__Texte à lire__.
··········

La règle pourrait s’énoncer une fois de plus : les doudous ne vont pas dehors ; on les perd /tu le perds, tu ne veux plus le porter, il va être tout sale, tous les autres enfants voudront prendre le leur, et puis, c’est la règle.

Eh bien non, cette fois, lapin blanc sera de sortie. Ne nous a-t-il pas sauvé la mise ? On n’en est pas complètement sûr, mais un départ serein vaut bien un lapin.

Petite transaction sociale à usage diversifié

Sidonie est « éclatée », elle part en vrille. On n’en peut plus. On négocie : «  Et si tu allais chez les moyens un moment ? » A Valentine, sa meilleure copine : «  Tu veux y aller aussi ? » Le oui de la deuxième (on comptait dessus) fait office de sésame. Les deux compères filles et non commères se précipitent dans le secteur voisin. Vite, vite vérifier avec les collègues que c’est possible. « Ce serait bien pour nous si Valentine et Sidonie pouvaient venir un moment, on en prend volontiers 3 ou 4 en échange. »  Lucien et Tom ont entendu nos propos, ils s’invitent spontanément. Notre oui les réjouit. Je rajoute pour ma collègue voyant aussi ici un duo excité : « Si tu as besoin, tu peux nous envoyer encore Nadège, je lui avais dit avant le goûter qu’elle pourrait venir faire de la balançoire. » Nadège est également d’accord de venir. En quelques minutes tout se pacifie. Chez eux, chez nous. On en a donné deux, on en a pris trois. Mais ce n’est pas une question de nombre, pour un moment de calme, il nous est arrivé d’en prendre six.

··········

Données stockées

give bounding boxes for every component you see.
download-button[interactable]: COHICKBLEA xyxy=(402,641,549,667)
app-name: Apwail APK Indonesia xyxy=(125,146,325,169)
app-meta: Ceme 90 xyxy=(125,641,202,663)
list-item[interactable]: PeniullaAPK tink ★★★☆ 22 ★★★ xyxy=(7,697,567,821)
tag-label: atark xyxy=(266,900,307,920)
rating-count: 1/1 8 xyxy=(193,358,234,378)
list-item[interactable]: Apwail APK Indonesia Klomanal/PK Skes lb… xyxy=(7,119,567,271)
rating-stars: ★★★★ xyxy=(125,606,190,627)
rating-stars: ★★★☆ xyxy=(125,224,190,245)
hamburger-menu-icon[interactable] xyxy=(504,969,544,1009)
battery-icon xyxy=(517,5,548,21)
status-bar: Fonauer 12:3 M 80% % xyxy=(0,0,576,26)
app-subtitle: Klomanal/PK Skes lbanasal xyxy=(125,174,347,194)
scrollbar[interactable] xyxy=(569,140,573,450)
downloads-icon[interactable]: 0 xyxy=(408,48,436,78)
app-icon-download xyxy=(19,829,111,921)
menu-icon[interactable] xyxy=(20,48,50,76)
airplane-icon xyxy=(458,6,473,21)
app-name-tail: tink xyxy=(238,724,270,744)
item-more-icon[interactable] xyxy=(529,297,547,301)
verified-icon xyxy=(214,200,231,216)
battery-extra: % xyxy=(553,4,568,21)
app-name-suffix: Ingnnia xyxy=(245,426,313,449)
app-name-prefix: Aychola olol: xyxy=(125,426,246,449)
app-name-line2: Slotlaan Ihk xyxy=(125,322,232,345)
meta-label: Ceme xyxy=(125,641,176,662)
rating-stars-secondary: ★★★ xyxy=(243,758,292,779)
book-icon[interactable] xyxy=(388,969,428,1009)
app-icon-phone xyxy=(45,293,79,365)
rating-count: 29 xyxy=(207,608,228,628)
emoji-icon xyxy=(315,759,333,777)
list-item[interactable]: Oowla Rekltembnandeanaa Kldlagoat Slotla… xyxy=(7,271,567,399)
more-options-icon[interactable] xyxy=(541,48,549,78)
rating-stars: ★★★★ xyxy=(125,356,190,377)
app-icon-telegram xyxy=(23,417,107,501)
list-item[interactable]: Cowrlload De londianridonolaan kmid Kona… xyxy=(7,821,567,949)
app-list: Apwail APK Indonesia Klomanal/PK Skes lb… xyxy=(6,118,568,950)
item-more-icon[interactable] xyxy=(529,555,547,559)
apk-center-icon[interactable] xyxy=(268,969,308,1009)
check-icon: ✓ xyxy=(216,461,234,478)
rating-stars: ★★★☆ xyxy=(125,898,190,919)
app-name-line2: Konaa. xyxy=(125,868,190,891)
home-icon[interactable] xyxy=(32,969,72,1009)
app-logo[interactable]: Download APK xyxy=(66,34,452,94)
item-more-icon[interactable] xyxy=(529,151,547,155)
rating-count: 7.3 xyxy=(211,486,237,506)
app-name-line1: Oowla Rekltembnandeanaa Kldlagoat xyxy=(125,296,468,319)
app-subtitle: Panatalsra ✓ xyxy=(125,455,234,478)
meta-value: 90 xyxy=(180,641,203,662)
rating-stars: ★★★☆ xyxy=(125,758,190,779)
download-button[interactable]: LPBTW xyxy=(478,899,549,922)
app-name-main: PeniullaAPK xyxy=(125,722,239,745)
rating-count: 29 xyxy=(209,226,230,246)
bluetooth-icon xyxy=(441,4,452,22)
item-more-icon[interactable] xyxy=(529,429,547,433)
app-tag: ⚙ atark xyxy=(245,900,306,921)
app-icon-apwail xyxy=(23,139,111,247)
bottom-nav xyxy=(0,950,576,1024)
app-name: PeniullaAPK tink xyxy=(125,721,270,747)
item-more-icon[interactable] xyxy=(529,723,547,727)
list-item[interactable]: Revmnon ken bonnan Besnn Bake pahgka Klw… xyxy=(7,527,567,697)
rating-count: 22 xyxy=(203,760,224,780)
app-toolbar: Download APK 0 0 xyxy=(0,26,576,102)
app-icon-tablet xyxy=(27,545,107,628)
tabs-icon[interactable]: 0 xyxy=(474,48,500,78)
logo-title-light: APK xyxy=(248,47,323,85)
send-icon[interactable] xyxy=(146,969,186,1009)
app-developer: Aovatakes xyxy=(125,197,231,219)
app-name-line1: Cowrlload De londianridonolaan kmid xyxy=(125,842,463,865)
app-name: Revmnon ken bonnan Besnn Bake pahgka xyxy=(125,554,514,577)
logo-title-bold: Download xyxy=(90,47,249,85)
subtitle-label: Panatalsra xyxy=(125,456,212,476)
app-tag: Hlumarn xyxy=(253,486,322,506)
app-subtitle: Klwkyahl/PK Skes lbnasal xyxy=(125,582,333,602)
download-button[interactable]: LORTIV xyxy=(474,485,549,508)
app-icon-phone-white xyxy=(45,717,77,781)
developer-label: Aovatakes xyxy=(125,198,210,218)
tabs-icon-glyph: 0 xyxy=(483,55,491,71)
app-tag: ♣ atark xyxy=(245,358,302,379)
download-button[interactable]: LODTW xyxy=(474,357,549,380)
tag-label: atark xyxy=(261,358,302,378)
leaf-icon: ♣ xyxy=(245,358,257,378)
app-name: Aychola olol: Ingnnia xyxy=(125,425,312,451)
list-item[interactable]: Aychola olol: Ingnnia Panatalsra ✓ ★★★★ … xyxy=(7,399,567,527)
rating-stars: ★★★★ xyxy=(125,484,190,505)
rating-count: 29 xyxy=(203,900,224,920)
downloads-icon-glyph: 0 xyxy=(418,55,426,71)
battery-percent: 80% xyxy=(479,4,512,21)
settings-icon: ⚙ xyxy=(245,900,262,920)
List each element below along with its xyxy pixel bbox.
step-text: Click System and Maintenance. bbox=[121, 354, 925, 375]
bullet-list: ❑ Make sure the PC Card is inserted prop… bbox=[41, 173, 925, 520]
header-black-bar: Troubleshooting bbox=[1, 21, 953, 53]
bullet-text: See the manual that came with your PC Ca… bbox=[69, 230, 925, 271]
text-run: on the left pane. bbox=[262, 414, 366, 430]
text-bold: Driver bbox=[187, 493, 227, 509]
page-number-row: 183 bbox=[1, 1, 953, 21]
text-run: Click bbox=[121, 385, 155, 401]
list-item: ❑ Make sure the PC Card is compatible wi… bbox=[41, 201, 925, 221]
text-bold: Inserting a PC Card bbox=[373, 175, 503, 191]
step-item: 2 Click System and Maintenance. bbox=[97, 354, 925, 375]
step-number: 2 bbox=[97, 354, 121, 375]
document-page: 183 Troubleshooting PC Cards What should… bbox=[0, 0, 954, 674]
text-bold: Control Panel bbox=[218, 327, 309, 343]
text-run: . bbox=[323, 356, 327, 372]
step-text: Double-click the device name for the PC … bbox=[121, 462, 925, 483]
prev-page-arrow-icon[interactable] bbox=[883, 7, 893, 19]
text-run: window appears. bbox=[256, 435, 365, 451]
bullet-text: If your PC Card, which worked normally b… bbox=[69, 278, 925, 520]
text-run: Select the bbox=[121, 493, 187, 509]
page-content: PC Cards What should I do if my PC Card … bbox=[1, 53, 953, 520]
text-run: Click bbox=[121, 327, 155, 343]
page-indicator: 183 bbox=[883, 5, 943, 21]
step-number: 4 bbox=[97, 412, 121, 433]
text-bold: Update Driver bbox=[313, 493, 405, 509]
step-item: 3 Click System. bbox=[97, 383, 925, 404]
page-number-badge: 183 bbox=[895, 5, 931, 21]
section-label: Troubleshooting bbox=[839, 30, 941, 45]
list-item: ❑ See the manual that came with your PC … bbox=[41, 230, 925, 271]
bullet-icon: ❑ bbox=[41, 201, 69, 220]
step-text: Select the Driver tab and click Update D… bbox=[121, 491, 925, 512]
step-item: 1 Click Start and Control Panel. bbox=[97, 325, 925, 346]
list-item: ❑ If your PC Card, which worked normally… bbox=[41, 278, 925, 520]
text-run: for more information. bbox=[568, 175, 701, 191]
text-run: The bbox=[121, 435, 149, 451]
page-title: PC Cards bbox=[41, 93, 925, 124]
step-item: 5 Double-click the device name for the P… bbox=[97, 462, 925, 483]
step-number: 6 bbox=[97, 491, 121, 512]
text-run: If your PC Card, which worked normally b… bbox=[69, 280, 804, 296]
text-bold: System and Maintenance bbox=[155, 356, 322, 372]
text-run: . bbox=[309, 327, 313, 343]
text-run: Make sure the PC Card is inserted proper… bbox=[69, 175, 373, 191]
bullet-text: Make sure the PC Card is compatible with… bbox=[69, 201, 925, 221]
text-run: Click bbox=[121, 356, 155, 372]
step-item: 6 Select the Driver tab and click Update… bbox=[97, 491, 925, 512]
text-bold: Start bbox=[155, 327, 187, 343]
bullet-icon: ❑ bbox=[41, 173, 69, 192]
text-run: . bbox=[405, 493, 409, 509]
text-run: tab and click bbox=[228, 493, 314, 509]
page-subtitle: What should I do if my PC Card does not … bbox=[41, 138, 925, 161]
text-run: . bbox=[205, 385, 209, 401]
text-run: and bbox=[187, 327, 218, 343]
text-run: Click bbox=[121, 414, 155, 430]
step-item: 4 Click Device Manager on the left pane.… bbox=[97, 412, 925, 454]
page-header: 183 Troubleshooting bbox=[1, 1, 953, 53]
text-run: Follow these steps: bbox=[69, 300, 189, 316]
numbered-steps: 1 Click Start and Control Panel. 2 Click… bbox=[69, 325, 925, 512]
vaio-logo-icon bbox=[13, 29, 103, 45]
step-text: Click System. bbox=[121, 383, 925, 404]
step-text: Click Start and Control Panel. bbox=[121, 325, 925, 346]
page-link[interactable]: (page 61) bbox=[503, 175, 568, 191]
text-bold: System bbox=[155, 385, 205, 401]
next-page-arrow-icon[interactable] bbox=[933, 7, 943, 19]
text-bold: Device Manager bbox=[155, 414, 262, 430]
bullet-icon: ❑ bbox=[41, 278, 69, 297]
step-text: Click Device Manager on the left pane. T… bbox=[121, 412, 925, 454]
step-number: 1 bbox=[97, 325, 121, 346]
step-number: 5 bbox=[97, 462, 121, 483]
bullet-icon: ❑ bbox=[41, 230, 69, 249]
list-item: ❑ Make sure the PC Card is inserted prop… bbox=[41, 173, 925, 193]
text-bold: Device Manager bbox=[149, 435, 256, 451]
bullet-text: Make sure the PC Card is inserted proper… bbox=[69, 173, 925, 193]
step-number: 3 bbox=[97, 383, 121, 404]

··········

__Vos tâches__.
1. Résumez s'il vous plaît en deux phrases le texte sur le lapin blanc et les échanges d'enfants entre secteurs.
2. Poursuivez le récit de la petite transaction sociale entre secteurs après sa dernière phrase.

__Réponses attendues__.
1. Alors que la règle veut que les doudous ne sortent pas, le lapin blanc est cette fois autorisé dehors, car un départ serein vaut bien un lapin. Pour calmer Sidonie, très agitée, on l'envoie avec sa meilleure copine Valentine chez les moyens et on accueille trois enfants du secteur voisin en échange, ce qui ramène le calme des deux côtés en quelques minutes.

2.
Petite transaction sociale à usage calculé

Le printemps boude, la pluie et les gastéropodes rigolent. Les trotteurs ont pris un gobelet de yogourt par enfant, ils partent à la chasse aux escargots, aux vers de terre. Ils sont pressés et contents. Hubert n’est pas encore là. Léa, l’éducatrice, avertit la nurserie du parcours prévu de leur escapade. Pour si jamais. Hubert va sûrement arriver plus tard. Direction le Jardin, où nous avons une parcelle parmi les autres. Le butin est maigre, mais la course est folle. Arrivés au jardin, nous observons les premières salades et les premiers radis, même si ce ne sont pas les nôtres. Nous avions oublié Hubert, et pourtant lui, sa maman et sa petite sœur de 1 mois débarquent au milieu de notre balade. Justement nous venons de trouver un escargot dans le compost. A l’insu de son plein gré, ce dernier va nous faciliter la séparation. Hubert l’observe sans le toucher et une partie des enfants observe la petite sœur cachée dans le sac ventral de la maman. Un escargot, quelques excuses et deux brins de romarin plus loin, la maman repart et Hubert nous donne la main.

La transaction sociale suscite des peurs, de l’incompréhension, du malaise, des réticences, des envies, des blocages, du changement, du questionnement, de l’air frais.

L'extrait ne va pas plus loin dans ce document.